Set exercise | Reproduce each record exactly.

Recorded information |

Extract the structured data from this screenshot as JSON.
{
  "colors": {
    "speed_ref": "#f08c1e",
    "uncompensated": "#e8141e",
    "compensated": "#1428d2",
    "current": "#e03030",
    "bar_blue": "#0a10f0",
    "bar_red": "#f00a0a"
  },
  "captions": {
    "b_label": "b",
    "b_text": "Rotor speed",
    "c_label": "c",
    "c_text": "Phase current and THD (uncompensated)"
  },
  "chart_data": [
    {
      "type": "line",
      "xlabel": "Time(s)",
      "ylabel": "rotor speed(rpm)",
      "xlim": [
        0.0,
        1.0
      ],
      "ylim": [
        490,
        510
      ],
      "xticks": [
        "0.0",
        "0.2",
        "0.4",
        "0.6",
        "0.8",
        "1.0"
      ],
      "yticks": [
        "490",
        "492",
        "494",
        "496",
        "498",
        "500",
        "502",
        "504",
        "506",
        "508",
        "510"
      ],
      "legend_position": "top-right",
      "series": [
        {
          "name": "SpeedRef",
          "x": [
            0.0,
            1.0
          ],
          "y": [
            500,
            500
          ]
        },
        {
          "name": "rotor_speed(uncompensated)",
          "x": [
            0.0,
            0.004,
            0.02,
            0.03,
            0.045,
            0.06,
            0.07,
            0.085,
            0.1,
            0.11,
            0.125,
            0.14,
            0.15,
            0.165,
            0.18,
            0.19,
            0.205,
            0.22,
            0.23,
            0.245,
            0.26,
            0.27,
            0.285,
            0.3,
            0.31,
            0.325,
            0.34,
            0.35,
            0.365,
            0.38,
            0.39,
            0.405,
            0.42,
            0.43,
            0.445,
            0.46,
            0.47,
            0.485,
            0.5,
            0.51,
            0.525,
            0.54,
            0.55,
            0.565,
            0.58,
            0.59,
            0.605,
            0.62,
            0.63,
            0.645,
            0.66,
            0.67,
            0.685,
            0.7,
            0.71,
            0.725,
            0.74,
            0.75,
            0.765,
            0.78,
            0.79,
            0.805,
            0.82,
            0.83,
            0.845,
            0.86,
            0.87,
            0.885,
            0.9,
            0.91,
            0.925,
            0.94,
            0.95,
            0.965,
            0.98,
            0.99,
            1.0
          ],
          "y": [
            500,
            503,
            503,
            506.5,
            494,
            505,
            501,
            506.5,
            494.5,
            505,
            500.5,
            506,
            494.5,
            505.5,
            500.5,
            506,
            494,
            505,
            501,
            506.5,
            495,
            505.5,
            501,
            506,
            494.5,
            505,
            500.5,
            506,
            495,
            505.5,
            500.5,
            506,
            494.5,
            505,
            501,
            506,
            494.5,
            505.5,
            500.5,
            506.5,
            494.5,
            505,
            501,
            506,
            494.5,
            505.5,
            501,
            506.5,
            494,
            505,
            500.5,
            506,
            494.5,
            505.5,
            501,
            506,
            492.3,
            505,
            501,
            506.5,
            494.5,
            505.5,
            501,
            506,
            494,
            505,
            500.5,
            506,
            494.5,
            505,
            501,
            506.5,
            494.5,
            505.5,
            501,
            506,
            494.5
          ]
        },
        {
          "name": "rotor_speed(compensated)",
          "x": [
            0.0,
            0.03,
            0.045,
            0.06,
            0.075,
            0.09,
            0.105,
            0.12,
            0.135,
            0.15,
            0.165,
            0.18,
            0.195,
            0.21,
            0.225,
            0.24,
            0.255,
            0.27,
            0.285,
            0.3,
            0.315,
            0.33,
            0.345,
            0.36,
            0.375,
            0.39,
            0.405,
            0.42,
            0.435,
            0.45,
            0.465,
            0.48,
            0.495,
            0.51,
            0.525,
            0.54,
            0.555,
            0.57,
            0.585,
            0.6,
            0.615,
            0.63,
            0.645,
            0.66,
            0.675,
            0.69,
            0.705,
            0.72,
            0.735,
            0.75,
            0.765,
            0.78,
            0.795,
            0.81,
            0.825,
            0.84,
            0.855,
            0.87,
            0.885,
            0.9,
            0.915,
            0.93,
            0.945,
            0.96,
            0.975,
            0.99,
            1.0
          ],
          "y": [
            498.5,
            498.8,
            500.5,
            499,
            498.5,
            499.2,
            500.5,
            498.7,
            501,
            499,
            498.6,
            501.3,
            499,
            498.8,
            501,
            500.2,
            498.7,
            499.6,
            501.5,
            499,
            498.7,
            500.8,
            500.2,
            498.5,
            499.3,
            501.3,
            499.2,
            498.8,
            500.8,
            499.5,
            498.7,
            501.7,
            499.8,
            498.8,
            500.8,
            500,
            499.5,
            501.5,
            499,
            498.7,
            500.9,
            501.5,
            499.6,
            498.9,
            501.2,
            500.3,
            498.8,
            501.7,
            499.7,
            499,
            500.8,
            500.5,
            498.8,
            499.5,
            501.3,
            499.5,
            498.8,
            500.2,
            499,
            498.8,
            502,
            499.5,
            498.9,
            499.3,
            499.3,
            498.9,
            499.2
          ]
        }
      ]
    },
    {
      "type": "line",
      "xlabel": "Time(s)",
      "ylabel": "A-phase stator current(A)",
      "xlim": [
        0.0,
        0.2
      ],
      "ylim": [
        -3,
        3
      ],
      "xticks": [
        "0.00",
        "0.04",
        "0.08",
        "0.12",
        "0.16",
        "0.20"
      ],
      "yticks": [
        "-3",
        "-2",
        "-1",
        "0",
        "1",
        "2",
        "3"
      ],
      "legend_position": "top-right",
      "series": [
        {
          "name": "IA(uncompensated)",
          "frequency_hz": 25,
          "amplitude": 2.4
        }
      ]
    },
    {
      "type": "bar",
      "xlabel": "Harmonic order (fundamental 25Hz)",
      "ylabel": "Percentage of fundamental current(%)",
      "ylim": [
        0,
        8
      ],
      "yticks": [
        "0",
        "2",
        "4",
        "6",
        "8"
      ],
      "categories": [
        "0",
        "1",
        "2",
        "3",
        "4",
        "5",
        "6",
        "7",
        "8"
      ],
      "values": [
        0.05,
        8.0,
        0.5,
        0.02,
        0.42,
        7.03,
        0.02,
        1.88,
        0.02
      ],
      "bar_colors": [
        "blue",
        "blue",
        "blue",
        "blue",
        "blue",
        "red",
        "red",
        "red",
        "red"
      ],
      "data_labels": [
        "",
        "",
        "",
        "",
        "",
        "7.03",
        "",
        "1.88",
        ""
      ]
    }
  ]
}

Reply to the task |
Extract the structured data from this screenshot as JSON.
{
  "colors": {
    "speed_ref": "#f08c1e",
    "uncompensated": "#e8141e",
    "compensated": "#1428d2",
    "current": "#e03030",
    "bar_blue": "#0a10f0",
    "bar_red": "#f00a0a"
  },
  "captions": {
    "b_label": "b",
    "b_text": "Rotor speed",
    "c_label": "c",
    "c_text": "Phase current and THD (uncompensated)"
  },
  "chart_data": [
    {
      "type": "line",
      "xlabel": "Time(s)",
      "ylabel": "rotor speed(rpm)",
      "xlim": [
        0.0,
        1.0
      ],
      "ylim": [
        490,
        510
      ],
      "xticks": [
        "0.0",
        "0.2",
        "0.4",
        "0.6",
        "0.8",
        "1.0"
      ],
      "yticks": [
        "490",
        "492",
        "494",
        "496",
        "498",
        "500",
        "502",
        "504",
        "506",
        "508",
        "510"
      ],
      "legend_position": "top-right",
      "series": [
        {
          "name": "SpeedRef",
          "x": [
            0.0,
            1.0
          ],
          "y": [
            500,
            500
          ]
        },
        {
          "name": "rotor_speed(uncompensated)",
          "x": [
            0.0,
            0.004,
            0.02,
            0.03,
            0.045,
            0.06,
            0.07,
            0.085,
            0.1,
            0.11,
            0.125,
            0.14,
            0.15,
            0.165,
            0.18,
            0.19,
            0.205,
            0.22,
            0.23,
            0.245,
            0.26,
            0.27,
            0.285,
            0.3,
            0.31,
            0.325,
            0.34,
            0.35,
            0.365,
            0.38,
            0.39,
            0.405,
            0.42,
            0.43,
            0.445,
            0.46,
            0.47,
            0.485,
            0.5,
            0.51,
            0.525,
            0.54,
            0.55,
            0.565,
            0.58,
            0.59,
            0.605,
            0.62,
            0.63,
            0.645,
            0.66,
            0.67,
            0.685,
            0.7,
            0.71,
            0.725,
            0.74,
            0.75,
            0.765,
            0.78,
            0.79,
            0.805,
            0.82,
            0.83,
            0.845,
            0.86,
            0.87,
            0.885,
            0.9,
            0.91,
            0.925,
            0.94,
            0.95,
            0.965,
            0.98,
            0.99,
            1.0
          ],
          "y": [
            500,
            503,
            503,
            506.5,
            494,
            505,
            501,
            506.5,
            494.5,
            505,
            500.5,
            506,
            494.5,
            505.5,
            500.5,
            506,
            494,
            505,
            501,
            506.5,
            495,
            505.5,
            501,
            506,
            494.5,
            505,
            500.5,
            506,
            495,
            505.5,
            500.5,
            506,
            494.5,
            505,
            501,
            506,
            494.5,
            505.5,
            500.5,
            506.5,
            494.5,
            505,
            501,
            506,
            494.5,
            505.5,
            501,
            506.5,
            494,
            505,
            500.5,
            506,
            494.5,
            505.5,
            501,
            506,
            492.3,
            505,
            501,
            506.5,
            494.5,
            505.5,
            501,
            506,
            494,
            505,
            500.5,
            506,
            494.5,
            505,
            501,
            506.5,
            494.5,
            505.5,
            501,
            506,
            494.5
          ]
        },
        {
          "name": "rotor_speed(compensated)",
          "x": [
            0.0,
            0.03,
            0.045,
            0.06,
            0.075,
            0.09,
            0.105,
            0.12,
            0.135,
            0.15,
            0.165,
            0.18,
            0.195,
            0.21,
            0.225,
            0.24,
            0.255,
            0.27,
            0.285,
            0.3,
            0.315,
            0.33,
            0.345,
            0.36,
            0.375,
            0.39,
            0.405,
            0.42,
            0.435,
            0.45,
            0.465,
            0.48,
            0.495,
            0.51,
            0.525,
            0.54,
            0.555,
            0.57,
            0.585,
            0.6,
            0.615,
            0.63,
            0.645,
            0.66,
            0.675,
            0.69,
            0.705,
            0.72,
            0.735,
            0.75,
            0.765,
            0.78,
            0.795,
            0.81,
            0.825,
            0.84,
            0.855,
            0.87,
            0.885,
            0.9,
            0.915,
            0.93,
            0.945,
            0.96,
            0.975,
            0.99,
            1.0
          ],
          "y": [
            498.5,
            498.8,
            500.5,
            499,
            498.5,
            499.2,
            500.5,
            498.7,
            501,
            499,
            498.6,
            501.3,
            499,
            498.8,
            501,
            500.2,
            498.7,
            499.6,
            501.5,
            499,
            498.7,
            500.8,
            500.2,
            498.5,
            499.3,
            501.3,
            499.2,
            498.8,
            500.8,
            499.5,
            498.7,
            501.7,
            499.8,
            498.8,
            500.8,
            500,
            499.5,
            501.5,
            499,
            498.7,
            500.9,
            501.5,
            499.6,
            498.9,
            501.2,
            500.3,
            498.8,
            501.7,
            499.7,
            499,
            500.8,
            500.5,
            498.8,
            499.5,
            501.3,
            499.5,
            498.8,
            500.2,
            499,
            498.8,
            502,
            499.5,
            498.9,
            499.3,
            499.3,
            498.9,
            499.2
          ]
        }
      ]
    },
    {
      "type": "line",
      "xlabel": "Time(s)",
      "ylabel": "A-phase stator current(A)",
      "xlim": [
        0.0,
        0.2
      ],
      "ylim": [
        -3,
        3
      ],
      "xticks": [
        "0.00",
        "0.04",
        "0.08",
        "0.12",
        "0.16",
        "0.20"
      ],
      "yticks": [
        "-3",
        "-2",
        "-1",
        "0",
        "1",
        "2",
        "3"
      ],
      "legend_position": "top-right",
      "series": [
        {
          "name": "IA(uncompensated)",
          "frequency_hz": 25,
          "amplitude": 2.4
        }
      ]
    },
    {
      "type": "bar",
      "xlabel": "Harmonic order (fundamental 25Hz)",
      "ylabel": "Percentage of fundamental current(%)",
      "ylim": [
        0,
        8
      ],
      "yticks": [
        "0",
        "2",
        "4",
        "6",
        "8"
      ],
      "categories": [
        "0",
        "1",
        "2",
        "3",
        "4",
        "5",
        "6",
        "7",
        "8"
      ],
      "values": [
        0.05,
        8.0,
        0.5,
        0.02,
        0.42,
        7.03,
        0.02,
        1.88,
        0.02
      ],
      "bar_colors": [
        "blue",
        "blue",
        "blue",
        "blue",
        "blue",
        "red",
        "red",
        "red",
        "red"
      ],
      "data_labels": [
        "",
        "",
        "",
        "",
        "",
        "7.03",
        "",
        "1.88",
        ""
      ]
    }
  ]
}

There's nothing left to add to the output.